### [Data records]
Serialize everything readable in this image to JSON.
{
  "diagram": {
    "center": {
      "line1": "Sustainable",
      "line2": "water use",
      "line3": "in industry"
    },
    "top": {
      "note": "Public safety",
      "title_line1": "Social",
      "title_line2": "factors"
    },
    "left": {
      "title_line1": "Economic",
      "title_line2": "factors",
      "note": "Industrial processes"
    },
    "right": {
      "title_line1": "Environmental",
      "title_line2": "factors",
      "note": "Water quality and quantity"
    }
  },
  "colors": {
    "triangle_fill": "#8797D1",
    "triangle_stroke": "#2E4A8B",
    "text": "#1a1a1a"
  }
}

### [Goal of the exercise]
Extract the complete set of records unchanged.

### [Problem solution]
Serialize everything readable in this image to JSON.
{
  "diagram": {
    "center": {
      "line1": "Sustainable",
      "line2": "water use",
      "line3": "in industry"
    },
    "top": {
      "note": "Public safety",
      "title_line1": "Social",
      "title_line2": "factors"
    },
    "left": {
      "title_line1": "Economic",
      "title_line2": "factors",
      "note": "Industrial processes"
    },
    "right": {
      "title_line1": "Environmental",
      "title_line2": "factors",
      "note": "Water quality and quantity"
    }
  },
  "colors": {
    "triangle_fill": "#8797D1",
    "triangle_stroke": "#2E4A8B",
    "text": "#1a1a1a"
  }
}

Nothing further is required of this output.